BEGIN Source data

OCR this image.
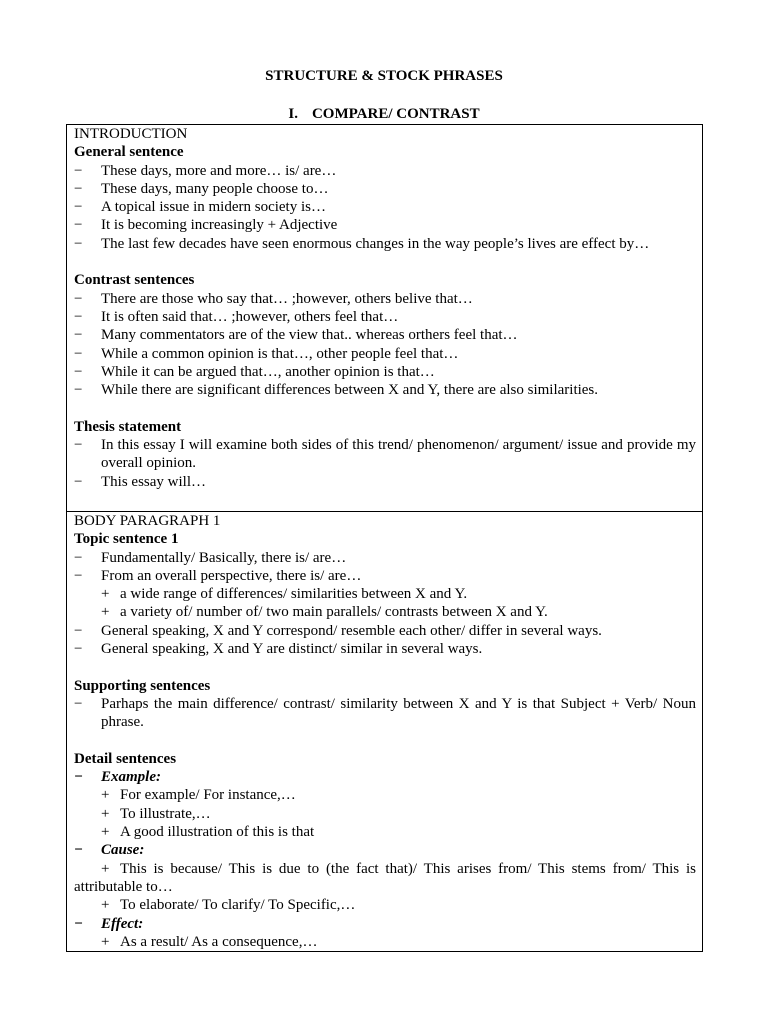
STRUCTURE & STOCK PHRASES
I. COMPARE/ CONTRAST
INTRODUCTION
General sentence
− These days, more and more… is/ are…
− These days, many people choose to…
− A topical issue in midern society is…
− It is becoming increasingly + Adjective
− The last few decades have seen enormous changes in the way people’s lives are effect by…
Contrast sentences
− There are those who say that… ;however, others belive that…
− It is often said that… ;however, others feel that…
− Many commentators are of the view that.. whereas orthers feel that…
− While a common opinion is that…, other people feel that…
− While it can be argued that…, another opinion is that…
− While there are significant differences between X and Y, there are also similarities.
Thesis statement
− In this essay I will examine both sides of this trend/ phenomenon/ argument/ issue and provide my overall opinion.
− This essay will…
BODY PARAGRAPH 1
Topic sentence 1
− Fundamentally/ Basically, there is/ are…
− From an overall perspective, there is/ are…
+ a wide range of differences/ similarities between X and Y.
+ a variety of/ number of/ two main parallels/ contrasts between X and Y.
− General speaking, X and Y correspond/ resemble each other/ differ in several ways.
− General speaking, X and Y are distinct/ similar in several ways.
Supporting sentences
− Parhaps the main difference/ contrast/ similarity between X and Y is that Subject + Verb/ Noun phrase.
Detail sentences
− Example:
+ For example/ For instance,…
+ To illustrate,…
+ A good illustration of this is that
− Cause:
+ This is because/ This is due to (the fact that)/ This arises from/ This stems from/ This is attributable to…
+ To elaborate/ To clarify/ To Specific,…
− Effect:
+ As a result/ As a consequence,…
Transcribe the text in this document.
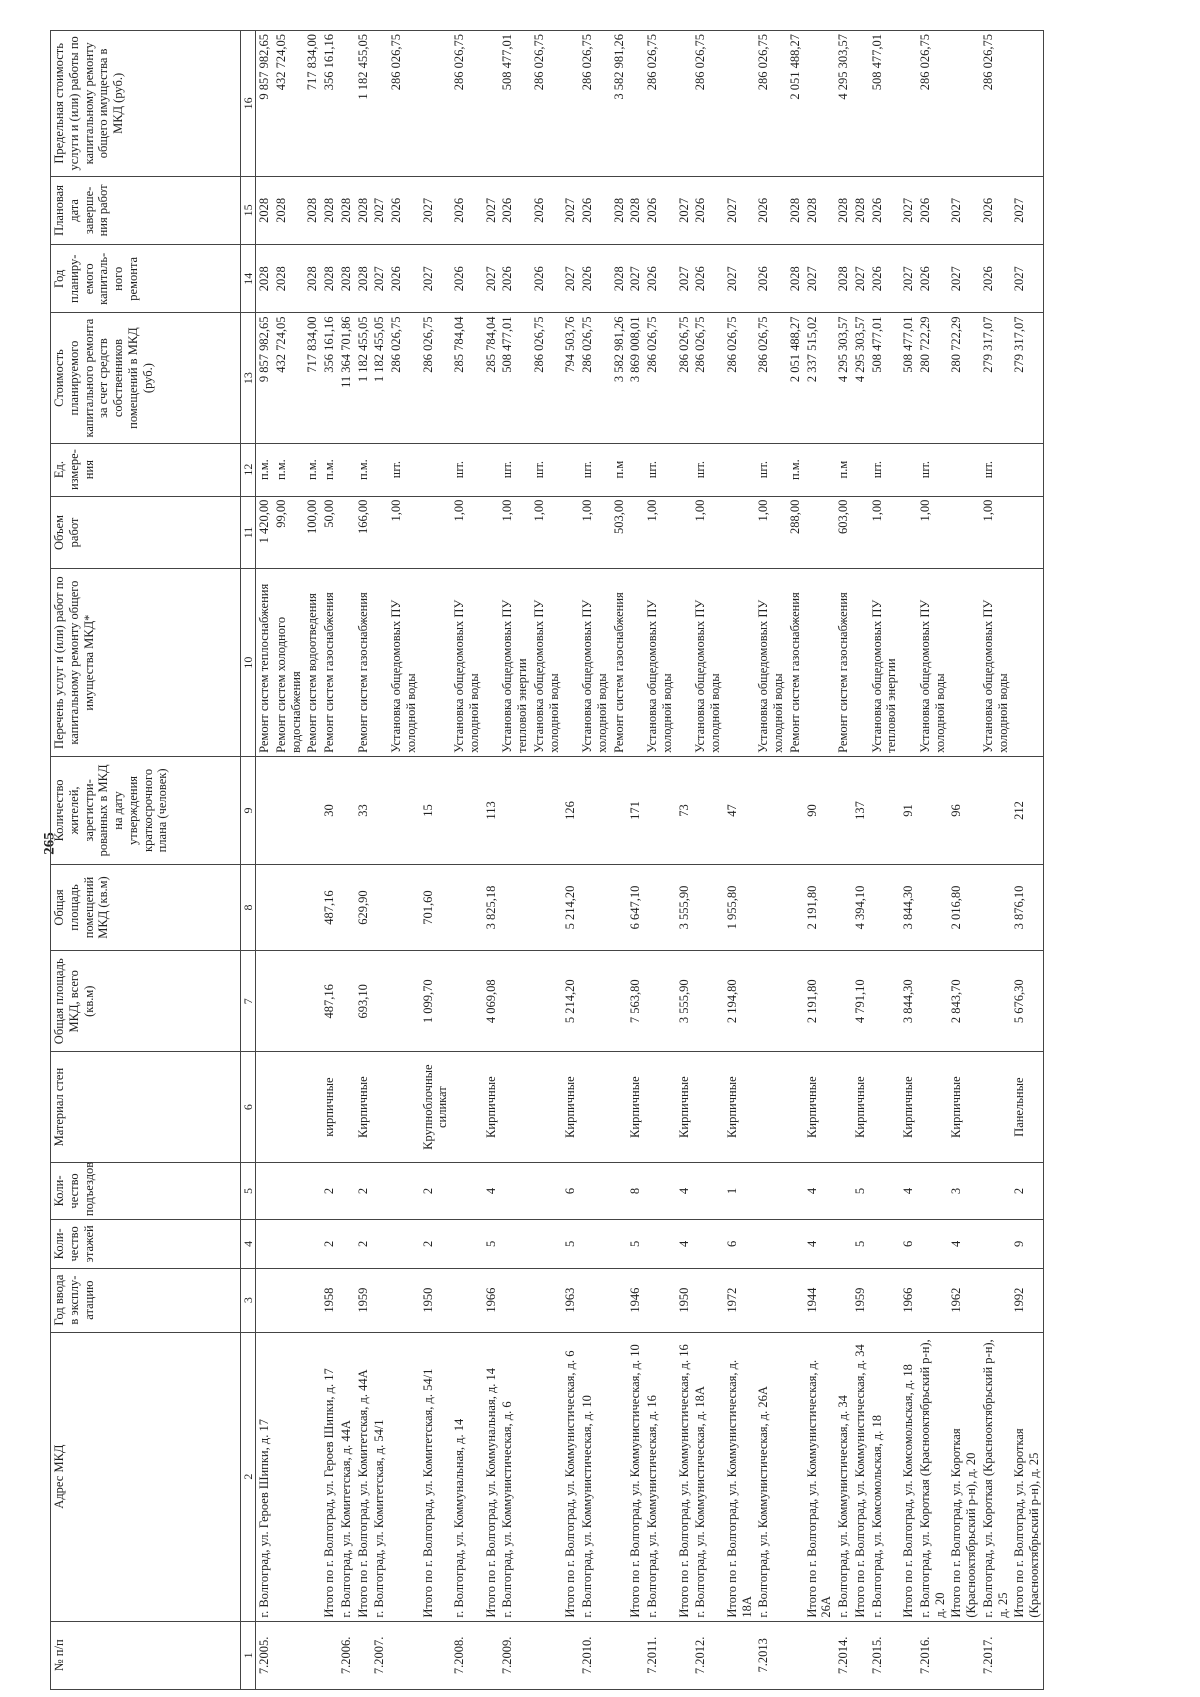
265
№ п/п	Адрес МКД	Год ввода в эксплу-атацию	Коли-чество этажей	Коли-чество подъездов	Материал стен	Общая площадь МКД, всего (кв.м)	Общая площадь помещений МКД (кв.м)	Количество жителей, зарегистри-рованных в МКД на дату утверждения краткосрочного плана (человек)	Перечень услуг и (или) работ по капитальному ремонту общего имущества МКД*	Объем работ	Ед. измере-ния	Стоимость планируемого капитального ремонта за счет средств собственников помещений в МКД (руб.)	Год планиру-емого капиталь-ного ремонта	Плановая дата заверше-ния работ	Предельная стоимость услуги и (или) работы по капитальному ремонту общего имущества в МКД (руб.)
1	2	3	4	5	6	7	8	9	10	11	12	13	14	15	16
7.2005.	г. Волгоград, ул. Героев Шипки, д. 17								Ремонт систем теплоснабжения	1 420,00	п.м.	9 857 982,65	2028	2028	9 857 982,65
									Ремонт систем холодного водоснабжения	99,00	п.м.	432 724,05	2028	2028	432 724,05
									Ремонт систем водоотведения	100,00	п.м.	717 834,00	2028	2028	717 834,00
	Итого по г. Волгоград, ул. Героев Шипки, д. 17	1958	2	2	кирпичные	487,16	487,16	30	Ремонт систем газоснабжения	50,00	п.м.	356 161,16	2028	2028	356 161,16
7.2006.	г. Волгоград, ул. Комитетская, д. 44А											11 364 701,86	2028	2028	
	Итого по г. Волгоград, ул. Комитетская, д. 44А	1959	2	2	Кирпичные	693,10	629,90	33	Ремонт систем газоснабжения	166,00	п.м.	1 182 455,05	2028	2028	1 182 455,05
7.2007.	г. Волгоград, ул. Комитетская, д. 54/1											1 182 455,05	2027	2027	
									Установка общедомовых ПУ холодной воды	1,00	шт.	286 026,75	2026	2026	286 026,75
	Итого по г. Волгоград, ул. Комитетская, д. 54/1	1950	2	2	Крупноблочные силикат	1 099,70	701,60	15				286 026,75	2027	2027	
7.2008.	г. Волгоград, ул. Коммунальная, д. 14								Установка общедомовых ПУ холодной воды	1,00	шт.	285 784,04	2026	2026	286 026,75
	Итого по г. Волгоград, ул. Коммунальная, д. 14	1966	5	4	Кирпичные	4 069,08	3 825,18	113				285 784,04	2027	2027	
7.2009.	г. Волгоград, ул. Коммунистическая, д. 6								Установка общедомовых ПУ тепловой энергии	1,00	шт.	508 477,01	2026	2026	508 477,01
									Установка общедомовых ПУ холодной воды	1,00	шт.	286 026,75	2026	2026	286 026,75
	Итого по г. Волгоград, ул. Коммунистическая, д. 6	1963	5	6	Кирпичные	5 214,20	5 214,20	126				794 503,76	2027	2027	
7.2010.	г. Волгоград, ул. Коммунистическая, д. 10								Установка общедомовых ПУ холодной воды	1,00	шт.	286 026,75	2026	2026	286 026,75
									Ремонт систем газоснабжения	503,00	п.м	3 582 981,26	2028	2028	3 582 981,26
	Итого по г. Волгоград, ул. Коммунистическая, д. 10	1946	5	8	Кирпичные	7 563,80	6 647,10	171				3 869 008,01	2027	2028	
7.2011.	г. Волгоград, ул. Коммунистическая, д. 16								Установка общедомовых ПУ холодной воды	1,00	шт.	286 026,75	2026	2026	286 026,75
	Итого по г. Волгоград, ул. Коммунистическая, д. 16	1950	4	4	Кирпичные	3 555,90	3 555,90	73				286 026,75	2027	2027	
7.2012.	г. Волгоград, ул. Коммунистическая, д. 18А								Установка общедомовых ПУ холодной воды	1,00	шт.	286 026,75	2026	2026	286 026,75
	Итого по г. Волгоград, ул. Коммунистическая, д. 18А	1972	6	1	Кирпичные	2 194,80	1 955,80	47				286 026,75	2027	2027	
7.2013	г. Волгоград, ул. Коммунистическая, д. 26А								Установка общедомовых ПУ холодной воды	1,00	шт.	286 026,75	2026	2026	286 026,75
									Ремонт систем газоснабжения	288,00	п.м.	2 051 488,27	2028	2028	2 051 488,27
	Итого по г. Волгоград, ул. Коммунистическая, д. 26А	1944	4	4	Кирпичные	2 191,80	2 191,80	90				2 337 515,02	2027	2028	
7.2014.	г. Волгоград, ул. Коммунистическая, д. 34								Ремонт систем газоснабжения	603,00	п.м	4 295 303,57	2028	2028	4 295 303,57
	Итого по г. Волгоград, ул. Коммунистическая, д. 34	1959	5	5	Кирпичные	4 791,10	4 394,10	137				4 295 303,57	2027	2028	
7.2015.	г. Волгоград, ул. Комсомольская, д. 18								Установка общедомовых ПУ тепловой энергии	1,00	шт.	508 477,01	2026	2026	508 477,01
	Итого по г. Волгоград, ул. Комсомольская, д. 18	1966	6	4	Кирпичные	3 844,30	3 844,30	91				508 477,01	2027	2027	
7.2016.	г. Волгоград, ул. Короткая (Краснооктябрьский р-н), д. 20								Установка общедомовых ПУ холодной воды	1,00	шт.	280 722,29	2026	2026	286 026,75
	Итого по г. Волгоград, ул. Короткая (Краснооктябрьский р-н), д. 20	1962	4	3	Кирпичные	2 843,70	2 016,80	96				280 722,29	2027	2027	
7.2017.	г. Волгоград, ул. Короткая (Краснооктябрьский р-н), д. 25								Установка общедомовых ПУ холодной воды	1,00	шт.	279 317,07	2026	2026	286 026,75
	Итого по г. Волгоград, ул. Короткая (Краснооктябрьский р-н), д. 25	1992	9	2	Панельные	5 676,30	3 876,10	212				279 317,07	2027	2027	
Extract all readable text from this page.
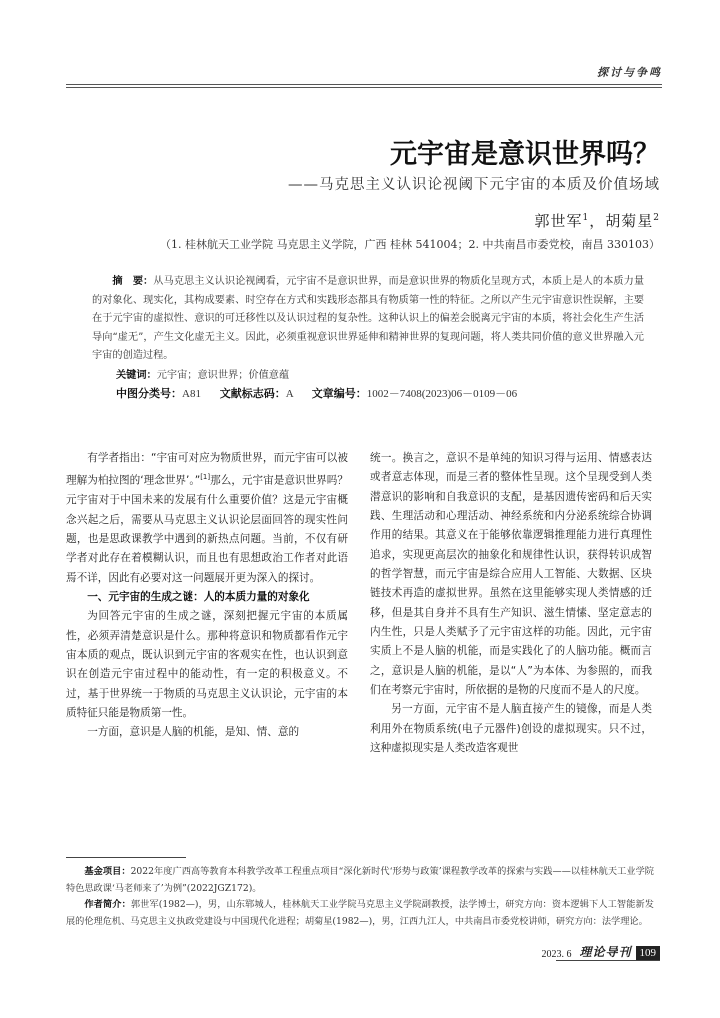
探讨与争鸣
元宇宙是意识世界吗？
——马克思主义认识论视阈下元宇宙的本质及价值场域
郭世军$^1$，胡菊星$^2$
（1. 桂林航天工业学院 马克思主义学院，广西 桂林 541004；2. 中共南昌市委党校，南昌 330103）
摘　要：从马克思主义认识论视阈看，元宇宙不是意识世界，而是意识世界的物质化呈现方式，本质上是人的本质力量的对象化、现实化，其构成要素、时空存在方式和实践形态都具有物质第一性的特征。之所以产生元宇宙意识性误解，主要在于元宇宙的虚拟性、意识的可迁移性以及认识过程的复杂性。这种认识上的偏差会脱离元宇宙的本质，将社会化生产生活导向“虚无”，产生文化虚无主义。因此，必须重视意识世界延伸和精神世界的复现问题，将人类共同价值的意义世界融入元宇宙的创造过程。
关键词：元宇宙；意识世界；价值意蕴
中图分类号：A81 文献标志码：A 文章编号：1002－7408(2023)06－0109－06

有学者指出：“宇宙可对应为物质世界，而元宇宙可以被理解为柏拉图的‘理念世界’。”[1]那么，元宇宙是意识世界吗？元宇宙对于中国未来的发展有什么重要价值？这是元宇宙概念兴起之后，需要从马克思主义认识论层面回答的现实性问题，也是思政课教学中遇到的新热点问题。当前，不仅有研学者对此存在着模糊认识，而且也有思想政治工作者对此语焉不详，因此有必要对这一问题展开更为深入的探讨。

一、元宇宙的生成之谜：人的本质力量的对象化

为回答元宇宙的生成之谜，深刻把握元宇宙的本质属性，必须弄清楚意识是什么。那种将意识和物质都看作元宇宙本质的观点，既认识到元宇宙的客观实在性，也认识到意识在创造元宇宙过程中的能动性，有一定的积极意义。不过，基于世界统一于物质的马克思主义认识论，元宇宙的本质特征只能是物质第一性。

一方面，意识是人脑的机能，是知、情、意的

统一。换言之，意识不是单纯的知识习得与运用、情感表达或者意志体现，而是三者的整体性呈现。这个呈现受到人类潜意识的影响和自我意识的支配，是基因遗传密码和后天实践、生理活动和心理活动、神经系统和内分泌系统综合协调作用的结果。其意义在于能够依靠逻辑推理能力进行真理性追求，实现更高层次的抽象化和规律性认识，获得转识成智的哲学智慧，而元宇宙是综合应用人工智能、大数据、区块链技术再造的虚拟世界。虽然在这里能够实现人类情感的迁移，但是其自身并不具有生产知识、滋生情愫、坚定意志的内生性，只是人类赋予了元宇宙这样的功能。因此，元宇宙实质上不是人脑的机能，而是实践化了的人脑功能。概而言之，意识是人脑的机能，是以“人”为本体、为参照的，而我们在考察元宇宙时，所依据的是物的尺度而不是人的尺度。

另一方面，元宇宙不是人脑直接产生的镜像，而是人类利用外在物质系统(电子元器件)创设的虚拟现实。只不过，这种虚拟现实是人类改造客观世

基金项目：2022年度广西高等教育本科教学改革工程重点项目“深化新时代‘形势与政策’课程教学改革的探索与实践——以桂林航天工业学院特色思政课‘马老师来了’为例”(2022JGZ172)。

作者简介：郭世军(1982—)，男，山东郓城人，桂林航天工业学院马克思主义学院副教授，法学博士，研究方向：资本逻辑下人工智能新发展的伦理危机、马克思主义执政党建设与中国现代化进程；胡菊星(1982—)，男，江西九江人，中共南昌市委党校讲师，研究方向：法学理论。

2023. 6 理论导刊 109
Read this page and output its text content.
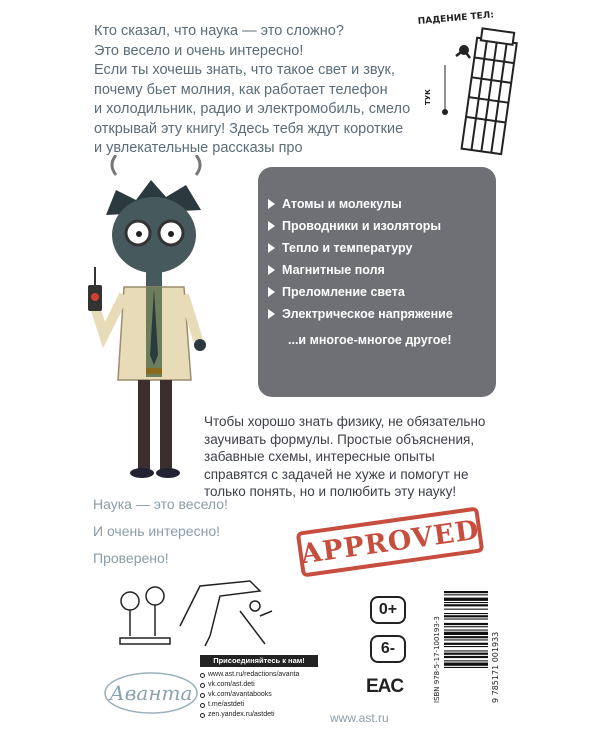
Кто сказал, что наука — это сложно?

Это весело и очень интересно!

Если ты хочешь знать, что такое свет и звук,

почему бьет молния, как работает телефон

и холодильник, радио и электромобиль, смело

открывай эту книгу! Здесь тебя ждут короткие

и увлекательные рассказы про

ПАДЕНИЕ ТЕЛ:
ТУК
Атомы и молекулы
Проводники и изоляторы
Тепло и температуру
Магнитные поля
Преломление света
Электрическое напряжение
...и многое-многое другое!
Чтобы хорошо знать физику, не обязательно заучивать формулы. Простые объяснения, забавные схемы, интересные опыты справятся с задачей не хуже и помогут не только понять, но и полюбить эту науку!
Наука — это весело!
И очень интересно!
Проверено!	APPROVED
0+
6-
EAC	ISBN 978-5-17-100193-3	9 785171 001933
Присоединяйтесь к нам!
www.ast.ru/redactions/avanta
vk.com/ast.deti
vk.com/avantabooks
t.me/astdeti
zen.yandex.ru/astdeti
Аванта
www.ast.ru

END Source data

_Exercise requirements_: From the entries above, pull out each line that includes "people".

_Finished answer_:
− These days, many people choose to…
− The last few decades have seen enormous changes in the way people’s lives are effect by…
− While a common opinion is that…, other people feel that…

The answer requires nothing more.